Problem statement:
Reproduce the material below, switching every "sort-icon" to "sort-arrow" and leaving everything else as it is.

..............................

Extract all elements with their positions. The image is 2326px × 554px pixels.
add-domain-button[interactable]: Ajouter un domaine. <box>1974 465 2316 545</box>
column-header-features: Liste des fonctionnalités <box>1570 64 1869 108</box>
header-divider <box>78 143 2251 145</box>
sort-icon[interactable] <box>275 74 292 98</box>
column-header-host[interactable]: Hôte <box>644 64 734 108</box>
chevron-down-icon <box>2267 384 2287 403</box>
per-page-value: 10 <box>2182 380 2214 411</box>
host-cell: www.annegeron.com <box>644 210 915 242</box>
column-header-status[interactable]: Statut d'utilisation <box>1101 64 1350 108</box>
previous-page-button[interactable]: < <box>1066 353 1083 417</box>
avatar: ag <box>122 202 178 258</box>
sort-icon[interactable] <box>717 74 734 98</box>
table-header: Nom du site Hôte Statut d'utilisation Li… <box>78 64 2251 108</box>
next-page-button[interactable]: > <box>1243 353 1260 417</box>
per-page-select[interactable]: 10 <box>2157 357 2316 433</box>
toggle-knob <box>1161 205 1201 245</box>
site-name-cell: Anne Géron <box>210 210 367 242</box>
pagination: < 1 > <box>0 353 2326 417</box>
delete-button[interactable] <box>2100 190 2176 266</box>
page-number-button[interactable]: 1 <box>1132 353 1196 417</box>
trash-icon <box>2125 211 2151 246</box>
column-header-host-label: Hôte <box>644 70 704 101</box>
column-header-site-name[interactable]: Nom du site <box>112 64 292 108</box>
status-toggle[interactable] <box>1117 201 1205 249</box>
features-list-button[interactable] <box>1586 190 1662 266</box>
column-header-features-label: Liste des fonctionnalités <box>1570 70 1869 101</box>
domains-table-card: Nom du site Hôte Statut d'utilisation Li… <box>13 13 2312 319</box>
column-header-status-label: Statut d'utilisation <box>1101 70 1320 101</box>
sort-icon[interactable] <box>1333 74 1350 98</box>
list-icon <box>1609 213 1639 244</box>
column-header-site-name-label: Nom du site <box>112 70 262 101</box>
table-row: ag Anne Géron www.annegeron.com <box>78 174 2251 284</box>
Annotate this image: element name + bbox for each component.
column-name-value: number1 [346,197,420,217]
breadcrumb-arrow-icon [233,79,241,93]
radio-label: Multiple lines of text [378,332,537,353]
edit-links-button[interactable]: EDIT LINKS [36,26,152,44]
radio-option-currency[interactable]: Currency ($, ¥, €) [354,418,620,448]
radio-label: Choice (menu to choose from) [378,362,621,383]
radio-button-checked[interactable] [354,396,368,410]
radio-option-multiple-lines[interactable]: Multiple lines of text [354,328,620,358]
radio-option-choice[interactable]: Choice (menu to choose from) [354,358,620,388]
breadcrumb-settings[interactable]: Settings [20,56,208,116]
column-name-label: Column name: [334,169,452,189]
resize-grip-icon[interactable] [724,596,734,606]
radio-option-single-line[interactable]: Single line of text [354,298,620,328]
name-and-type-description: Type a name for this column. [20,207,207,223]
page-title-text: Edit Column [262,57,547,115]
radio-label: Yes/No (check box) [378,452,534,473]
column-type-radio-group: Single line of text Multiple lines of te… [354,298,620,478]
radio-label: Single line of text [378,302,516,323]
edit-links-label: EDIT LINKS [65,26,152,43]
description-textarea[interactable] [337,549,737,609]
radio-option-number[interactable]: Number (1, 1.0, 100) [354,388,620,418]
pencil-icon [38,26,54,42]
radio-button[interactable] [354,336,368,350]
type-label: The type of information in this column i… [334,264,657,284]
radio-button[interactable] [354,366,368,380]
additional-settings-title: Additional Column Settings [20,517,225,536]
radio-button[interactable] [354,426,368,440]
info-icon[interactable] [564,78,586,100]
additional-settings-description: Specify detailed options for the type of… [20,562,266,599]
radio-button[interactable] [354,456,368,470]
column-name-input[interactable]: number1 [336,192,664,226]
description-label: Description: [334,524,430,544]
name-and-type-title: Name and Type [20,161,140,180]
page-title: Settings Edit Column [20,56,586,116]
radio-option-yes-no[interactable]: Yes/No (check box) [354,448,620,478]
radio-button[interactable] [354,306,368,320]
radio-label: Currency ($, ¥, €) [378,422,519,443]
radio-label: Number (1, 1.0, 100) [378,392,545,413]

..............................

Response for this exercise:
Extract all elements with their positions. The image is 2326px × 554px pixels.
add-domain-button[interactable]: Ajouter un domaine. <box>1974 465 2316 545</box>
column-header-features: Liste des fonctionnalités <box>1570 64 1869 108</box>
header-divider <box>78 143 2251 145</box>
sort-arrow[interactable] <box>275 74 292 98</box>
column-header-host[interactable]: Hôte <box>644 64 734 108</box>
chevron-down-icon <box>2267 384 2287 403</box>
per-page-value: 10 <box>2182 380 2214 411</box>
host-cell: www.annegeron.com <box>644 210 915 242</box>
column-header-status[interactable]: Statut d'utilisation <box>1101 64 1350 108</box>
previous-page-button[interactable]: < <box>1066 353 1083 417</box>
avatar: ag <box>122 202 178 258</box>
sort-arrow[interactable] <box>717 74 734 98</box>
table-header: Nom du site Hôte Statut d'utilisation Li… <box>78 64 2251 108</box>
next-page-button[interactable]: > <box>1243 353 1260 417</box>
per-page-select[interactable]: 10 <box>2157 357 2316 433</box>
toggle-knob <box>1161 205 1201 245</box>
site-name-cell: Anne Géron <box>210 210 367 242</box>
pagination: < 1 > <box>0 353 2326 417</box>
delete-button[interactable] <box>2100 190 2176 266</box>
page-number-button[interactable]: 1 <box>1132 353 1196 417</box>
trash-icon <box>2125 211 2151 246</box>
column-header-host-label: Hôte <box>644 70 704 101</box>
column-header-site-name[interactable]: Nom du site <box>112 64 292 108</box>
status-toggle[interactable] <box>1117 201 1205 249</box>
features-list-button[interactable] <box>1586 190 1662 266</box>
column-header-features-label: Liste des fonctionnalités <box>1570 70 1869 101</box>
domains-table-card: Nom du site Hôte Statut d'utilisation Li… <box>13 13 2312 319</box>
column-header-status-label: Statut d'utilisation <box>1101 70 1320 101</box>
sort-arrow[interactable] <box>1333 74 1350 98</box>
list-icon <box>1609 213 1639 244</box>
column-header-site-name-label: Nom du site <box>112 70 262 101</box>
table-row: ag Anne Géron www.annegeron.com <box>78 174 2251 284</box>
Annotate this image: element name + bbox for each component.
column-name-value: number1 [346,197,420,217]
breadcrumb-arrow-icon [233,79,241,93]
radio-label: Multiple lines of text [378,332,537,353]
edit-links-button[interactable]: EDIT LINKS [36,26,152,44]
radio-option-currency[interactable]: Currency ($, ¥, €) [354,418,620,448]
radio-label: Choice (menu to choose from) [378,362,621,383]
radio-button-checked[interactable] [354,396,368,410]
radio-option-multiple-lines[interactable]: Multiple lines of text [354,328,620,358]
radio-option-choice[interactable]: Choice (menu to choose from) [354,358,620,388]
breadcrumb-settings[interactable]: Settings [20,56,208,116]
column-name-label: Column name: [334,169,452,189]
resize-grip-icon[interactable] [724,596,734,606]
radio-option-single-line[interactable]: Single line of text [354,298,620,328]
name-and-type-description: Type a name for this column. [20,207,207,223]
page-title-text: Edit Column [262,57,547,115]
radio-label: Yes/No (check box) [378,452,534,473]
column-type-radio-group: Single line of text Multiple lines of te… [354,298,620,478]
radio-label: Single line of text [378,302,516,323]
edit-links-label: EDIT LINKS [65,26,152,43]
description-textarea[interactable] [337,549,737,609]
radio-option-number[interactable]: Number (1, 1.0, 100) [354,388,620,418]
pencil-icon [38,26,54,42]
radio-button[interactable] [354,336,368,350]
type-label: The type of information in this column i… [334,264,657,284]
radio-button[interactable] [354,366,368,380]
additional-settings-title: Additional Column Settings [20,517,225,536]
radio-button[interactable] [354,426,368,440]
info-icon[interactable] [564,78,586,100]
additional-settings-description: Specify detailed options for the type of… [20,562,266,599]
radio-button[interactable] [354,456,368,470]
column-name-input[interactable]: number1 [336,192,664,226]
description-label: Description: [334,524,430,544]
name-and-type-title: Name and Type [20,161,140,180]
page-title: Settings Edit Column [20,56,586,116]
radio-option-yes-no[interactable]: Yes/No (check box) [354,448,620,478]
radio-button[interactable] [354,306,368,320]
radio-label: Currency ($, ¥, €) [378,422,519,443]
radio-label: Number (1, 1.0, 100) [378,392,545,413]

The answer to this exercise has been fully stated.